[Structured figure records]
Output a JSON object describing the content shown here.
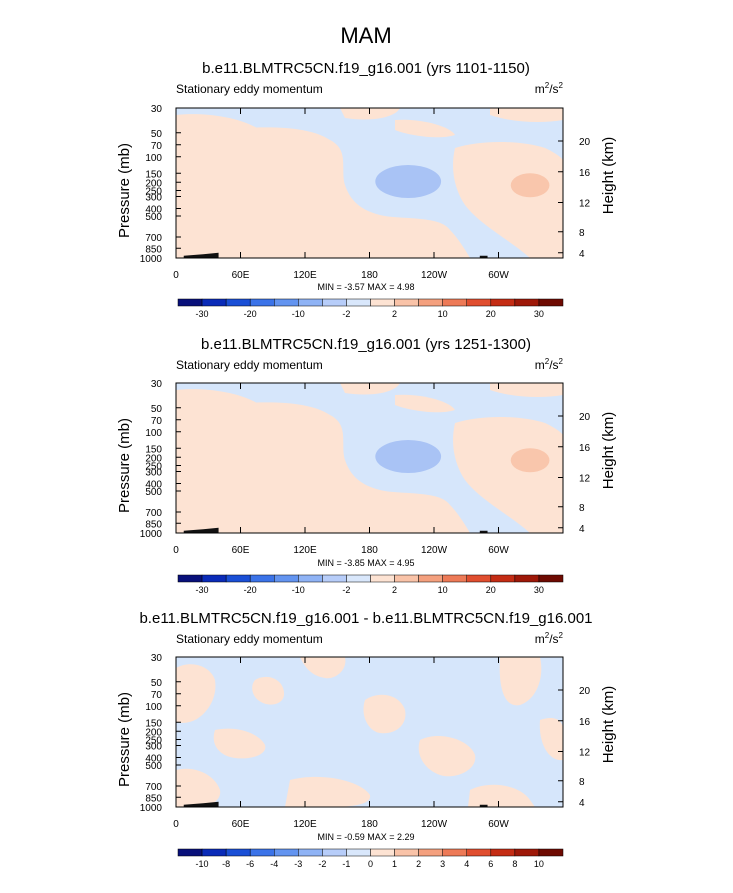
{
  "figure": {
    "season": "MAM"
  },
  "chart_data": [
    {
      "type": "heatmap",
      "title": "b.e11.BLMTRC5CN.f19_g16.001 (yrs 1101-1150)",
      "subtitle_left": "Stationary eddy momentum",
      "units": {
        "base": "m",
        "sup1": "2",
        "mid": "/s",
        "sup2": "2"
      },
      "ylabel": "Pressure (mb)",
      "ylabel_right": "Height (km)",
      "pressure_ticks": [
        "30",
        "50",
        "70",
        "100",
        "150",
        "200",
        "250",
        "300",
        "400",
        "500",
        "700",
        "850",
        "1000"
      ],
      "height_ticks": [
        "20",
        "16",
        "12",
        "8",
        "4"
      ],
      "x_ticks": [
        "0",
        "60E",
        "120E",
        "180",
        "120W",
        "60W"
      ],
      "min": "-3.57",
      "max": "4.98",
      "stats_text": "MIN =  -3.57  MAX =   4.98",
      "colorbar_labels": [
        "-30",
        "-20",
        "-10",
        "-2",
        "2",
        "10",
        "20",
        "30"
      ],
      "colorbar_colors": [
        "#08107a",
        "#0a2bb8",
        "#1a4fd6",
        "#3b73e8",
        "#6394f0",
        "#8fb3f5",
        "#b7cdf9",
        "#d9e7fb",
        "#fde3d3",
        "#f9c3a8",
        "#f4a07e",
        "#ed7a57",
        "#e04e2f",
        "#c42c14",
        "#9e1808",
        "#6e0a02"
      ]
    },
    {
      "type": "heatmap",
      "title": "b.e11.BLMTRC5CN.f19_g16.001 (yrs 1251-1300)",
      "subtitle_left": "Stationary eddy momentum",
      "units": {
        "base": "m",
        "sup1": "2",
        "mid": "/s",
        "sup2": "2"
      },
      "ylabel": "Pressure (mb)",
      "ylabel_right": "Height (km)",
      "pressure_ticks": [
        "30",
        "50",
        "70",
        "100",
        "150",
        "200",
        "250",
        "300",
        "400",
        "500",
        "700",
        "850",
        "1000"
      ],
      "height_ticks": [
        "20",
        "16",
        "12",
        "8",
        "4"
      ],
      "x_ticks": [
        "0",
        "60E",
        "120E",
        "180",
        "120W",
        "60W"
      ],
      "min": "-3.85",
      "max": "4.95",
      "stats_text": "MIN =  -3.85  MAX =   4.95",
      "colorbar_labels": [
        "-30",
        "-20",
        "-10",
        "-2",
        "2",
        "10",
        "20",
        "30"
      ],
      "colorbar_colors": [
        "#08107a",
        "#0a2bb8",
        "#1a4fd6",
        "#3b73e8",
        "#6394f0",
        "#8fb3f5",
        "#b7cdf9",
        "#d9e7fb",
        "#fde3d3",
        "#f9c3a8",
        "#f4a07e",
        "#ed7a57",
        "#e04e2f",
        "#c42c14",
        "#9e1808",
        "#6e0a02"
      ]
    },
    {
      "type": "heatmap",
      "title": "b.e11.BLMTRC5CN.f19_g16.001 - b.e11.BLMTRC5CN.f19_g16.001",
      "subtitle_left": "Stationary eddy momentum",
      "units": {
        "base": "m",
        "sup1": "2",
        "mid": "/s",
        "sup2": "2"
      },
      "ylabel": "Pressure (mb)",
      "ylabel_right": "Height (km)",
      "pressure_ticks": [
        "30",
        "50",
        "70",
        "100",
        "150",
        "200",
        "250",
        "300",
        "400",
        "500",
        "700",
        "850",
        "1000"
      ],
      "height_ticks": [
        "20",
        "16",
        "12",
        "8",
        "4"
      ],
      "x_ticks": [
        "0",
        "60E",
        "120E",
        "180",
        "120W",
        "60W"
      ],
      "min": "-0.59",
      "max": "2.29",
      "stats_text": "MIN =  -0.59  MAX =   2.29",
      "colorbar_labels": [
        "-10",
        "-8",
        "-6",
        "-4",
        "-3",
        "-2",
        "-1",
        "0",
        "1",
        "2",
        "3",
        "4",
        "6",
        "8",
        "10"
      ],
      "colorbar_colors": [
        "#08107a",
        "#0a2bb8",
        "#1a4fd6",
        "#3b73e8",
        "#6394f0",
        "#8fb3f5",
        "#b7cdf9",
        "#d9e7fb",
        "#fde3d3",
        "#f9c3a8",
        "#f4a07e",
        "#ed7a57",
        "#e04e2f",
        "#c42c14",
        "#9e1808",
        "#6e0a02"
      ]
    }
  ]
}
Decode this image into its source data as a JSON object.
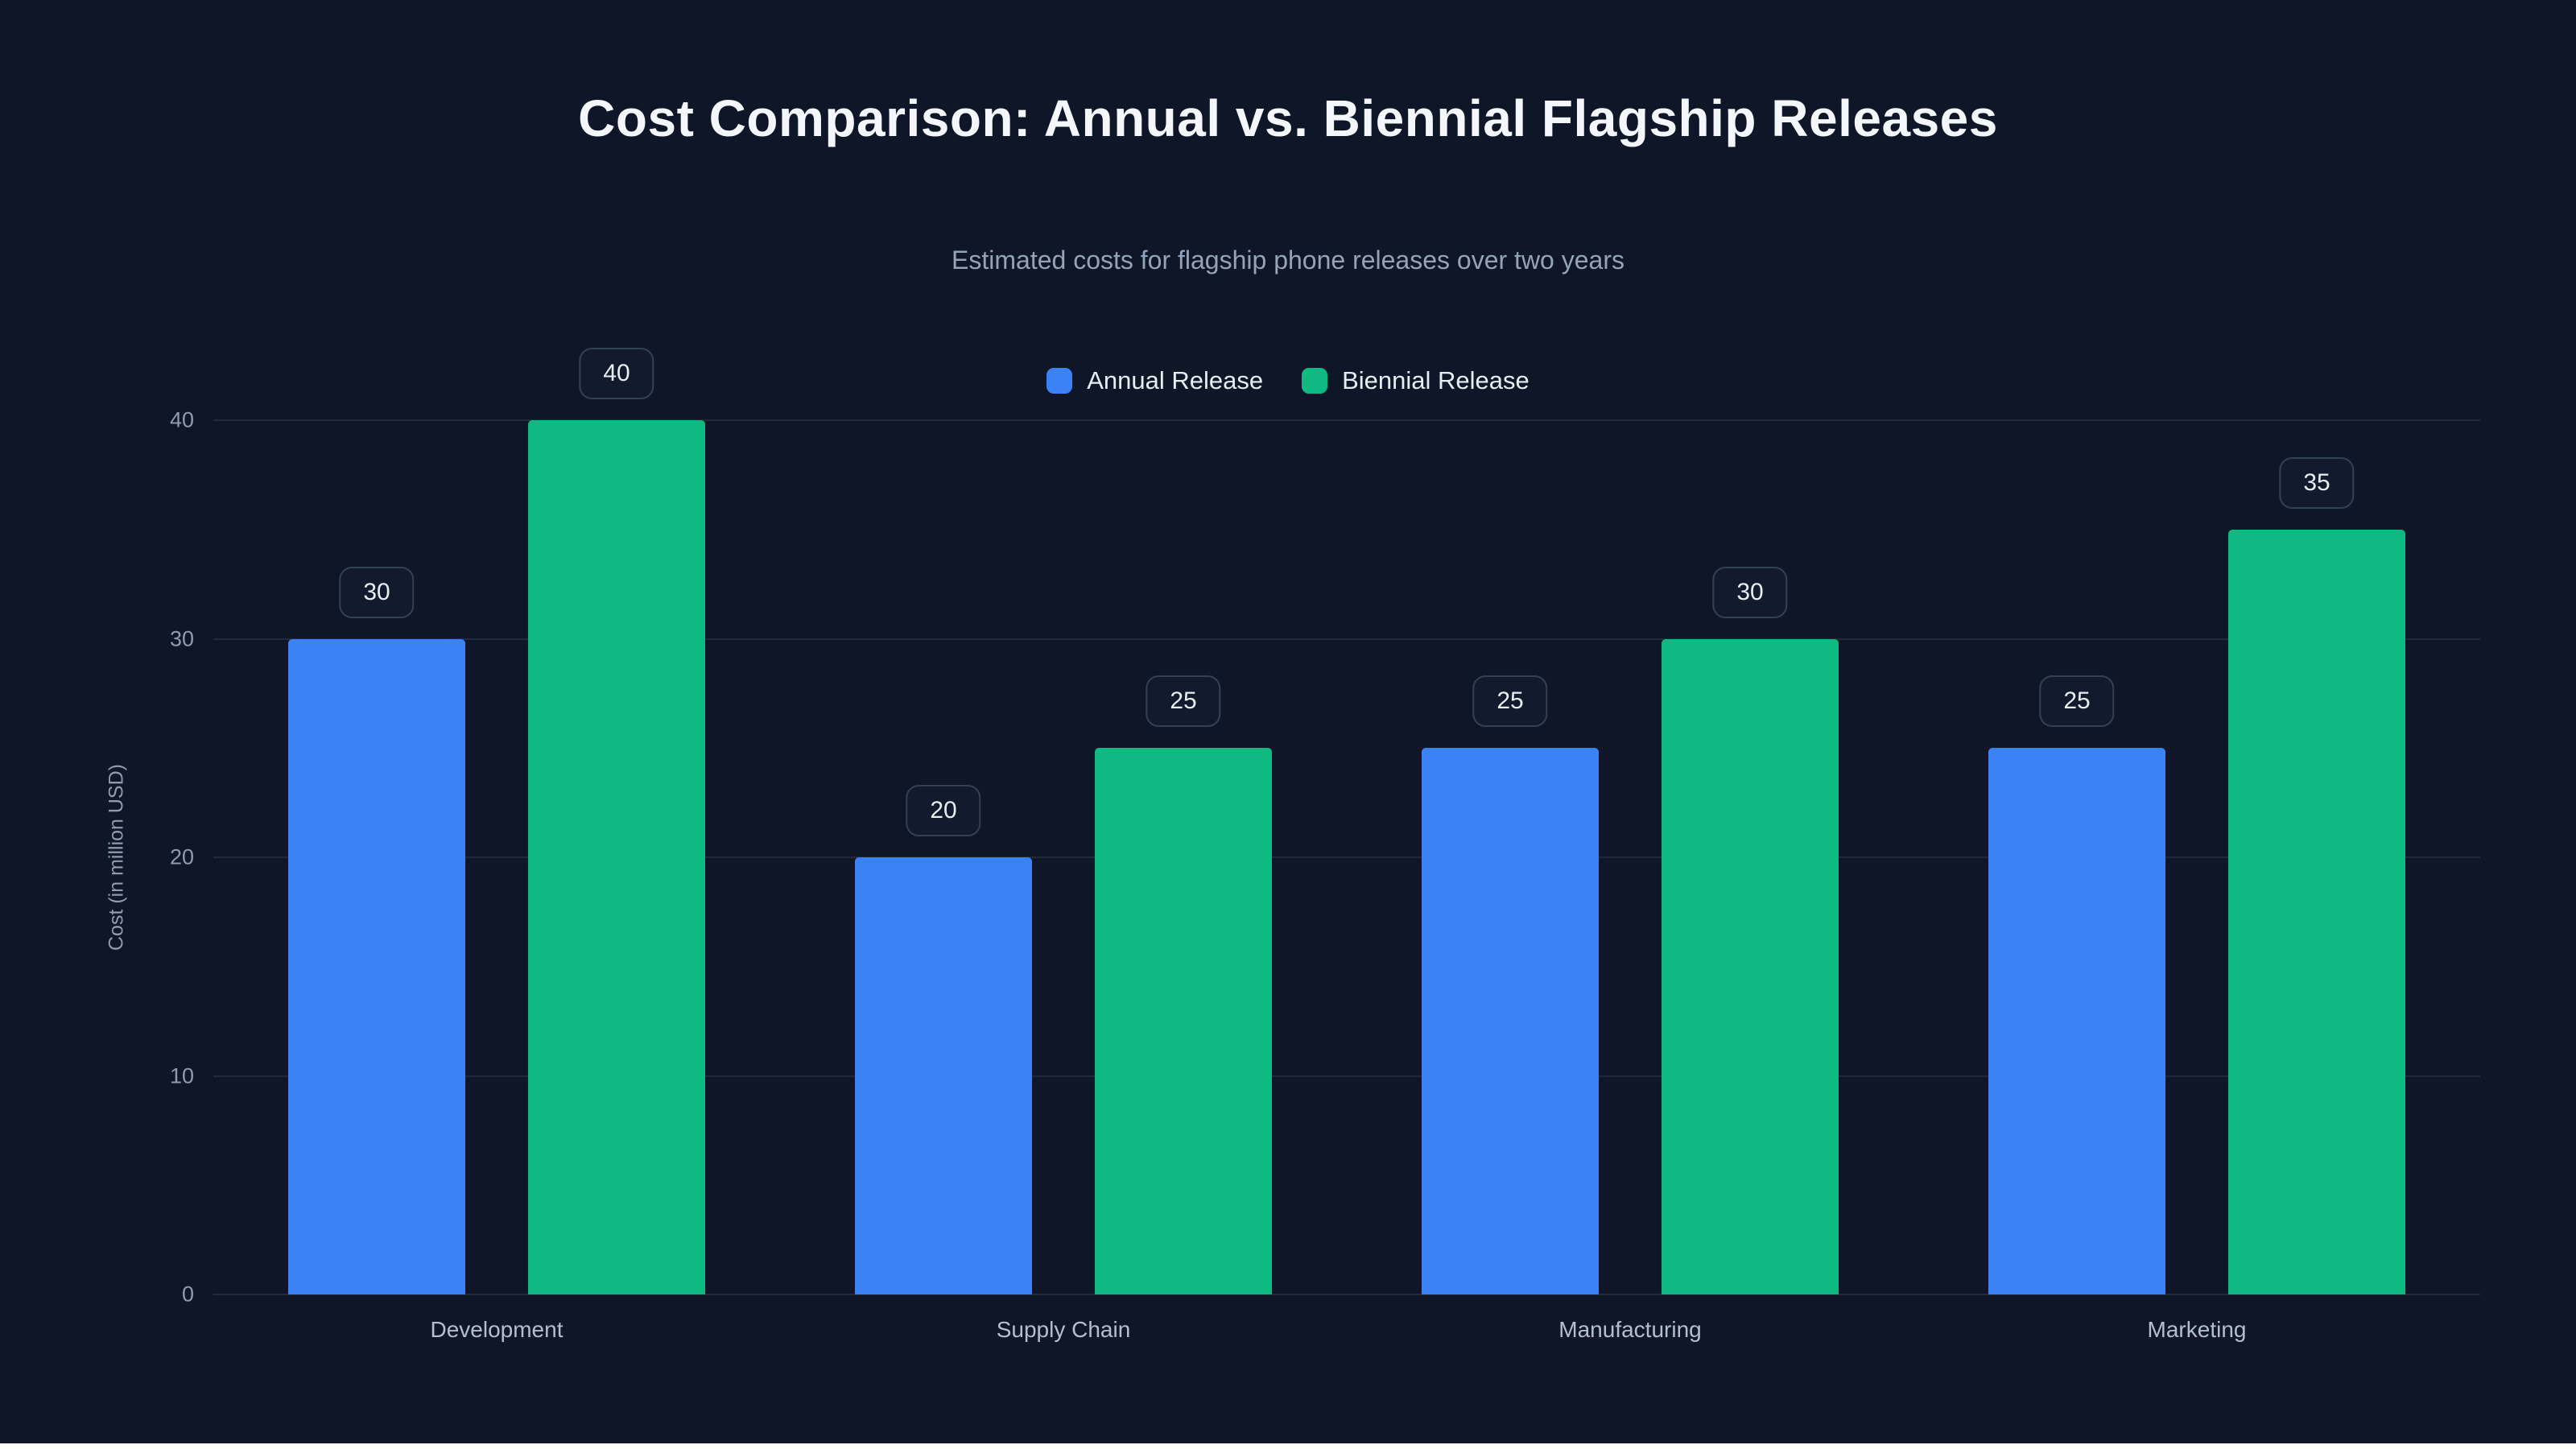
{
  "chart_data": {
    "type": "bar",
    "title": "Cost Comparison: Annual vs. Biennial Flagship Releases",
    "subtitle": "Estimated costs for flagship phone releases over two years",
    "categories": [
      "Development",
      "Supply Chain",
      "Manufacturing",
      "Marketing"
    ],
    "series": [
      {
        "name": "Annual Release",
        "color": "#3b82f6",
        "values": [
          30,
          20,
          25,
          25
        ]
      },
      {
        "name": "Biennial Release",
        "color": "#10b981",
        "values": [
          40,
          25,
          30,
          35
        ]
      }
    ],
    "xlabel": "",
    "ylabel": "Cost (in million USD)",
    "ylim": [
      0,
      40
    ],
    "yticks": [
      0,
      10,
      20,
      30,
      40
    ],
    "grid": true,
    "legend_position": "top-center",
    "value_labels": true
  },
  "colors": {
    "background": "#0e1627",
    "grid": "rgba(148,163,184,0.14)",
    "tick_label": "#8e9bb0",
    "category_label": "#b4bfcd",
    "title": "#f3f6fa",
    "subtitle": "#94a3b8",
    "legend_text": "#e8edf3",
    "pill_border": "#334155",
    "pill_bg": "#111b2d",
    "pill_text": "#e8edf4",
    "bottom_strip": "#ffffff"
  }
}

» **GIVEN EXERCISE**
Your task is to give again, unchanged, the lines from the line that contains "Decode this image" to the end of the records. Include both end lines but no pictures.

» **FULL SOLUTION**
Decode this image into its source data as a JSON object.
{
  "chart_data": {
    "type": "bar",
    "title": "Cost Comparison: Annual vs. Biennial Flagship Releases",
    "subtitle": "Estimated costs for flagship phone releases over two years",
    "categories": [
      "Development",
      "Supply Chain",
      "Manufacturing",
      "Marketing"
    ],
    "series": [
      {
        "name": "Annual Release",
        "color": "#3b82f6",
        "values": [
          30,
          20,
          25,
          25
        ]
      },
      {
        "name": "Biennial Release",
        "color": "#10b981",
        "values": [
          40,
          25,
          30,
          35
        ]
      }
    ],
    "xlabel": "",
    "ylabel": "Cost (in million USD)",
    "ylim": [
      0,
      40
    ],
    "yticks": [
      0,
      10,
      20,
      30,
      40
    ],
    "grid": true,
    "legend_position": "top-center",
    "value_labels": true
  },
  "colors": {
    "background": "#0e1627",
    "grid": "rgba(148,163,184,0.14)",
    "tick_label": "#8e9bb0",
    "category_label": "#b4bfcd",
    "title": "#f3f6fa",
    "subtitle": "#94a3b8",
    "legend_text": "#e8edf3",
    "pill_border": "#334155",
    "pill_bg": "#111b2d",
    "pill_text": "#e8edf4",
    "bottom_strip": "#ffffff"
  }
}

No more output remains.